* _Extracted entries_

_____

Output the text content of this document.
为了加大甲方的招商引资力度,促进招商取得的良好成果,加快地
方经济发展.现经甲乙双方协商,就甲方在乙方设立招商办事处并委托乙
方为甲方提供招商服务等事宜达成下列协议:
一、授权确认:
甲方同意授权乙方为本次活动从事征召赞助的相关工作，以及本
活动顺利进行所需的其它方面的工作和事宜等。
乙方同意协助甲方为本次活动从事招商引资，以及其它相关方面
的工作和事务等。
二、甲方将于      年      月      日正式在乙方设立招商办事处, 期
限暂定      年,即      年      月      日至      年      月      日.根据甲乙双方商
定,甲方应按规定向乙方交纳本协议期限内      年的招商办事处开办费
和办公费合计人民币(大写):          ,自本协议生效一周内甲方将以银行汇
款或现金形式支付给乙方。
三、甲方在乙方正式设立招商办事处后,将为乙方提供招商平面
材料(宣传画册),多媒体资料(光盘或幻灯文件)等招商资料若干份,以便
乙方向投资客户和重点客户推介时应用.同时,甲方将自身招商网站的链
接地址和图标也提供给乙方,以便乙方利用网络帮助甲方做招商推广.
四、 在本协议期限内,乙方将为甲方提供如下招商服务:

_____

* _What this task involves_
Extract each line of the material exactly as it stands.

* _Task response_
Output the text content of this document.
为了加大甲方的招商引资力度,促进招商取得的良好成果,加快地
方经济发展.现经甲乙双方协商,就甲方在乙方设立招商办事处并委托乙
方为甲方提供招商服务等事宜达成下列协议:
一、授权确认:
甲方同意授权乙方为本次活动从事征召赞助的相关工作，以及本
活动顺利进行所需的其它方面的工作和事宜等。
乙方同意协助甲方为本次活动从事招商引资，以及其它相关方面
的工作和事务等。
二、甲方将于      年      月      日正式在乙方设立招商办事处, 期
限暂定      年,即      年      月      日至      年      月      日.根据甲乙双方商
定,甲方应按规定向乙方交纳本协议期限内      年的招商办事处开办费
和办公费合计人民币(大写):          ,自本协议生效一周内甲方将以银行汇
款或现金形式支付给乙方。
三、甲方在乙方正式设立招商办事处后,将为乙方提供招商平面
材料(宣传画册),多媒体资料(光盘或幻灯文件)等招商资料若干份,以便
乙方向投资客户和重点客户推介时应用.同时,甲方将自身招商网站的链
接地址和图标也提供给乙方,以便乙方利用网络帮助甲方做招商推广.
四、 在本协议期限内,乙方将为甲方提供如下招商服务:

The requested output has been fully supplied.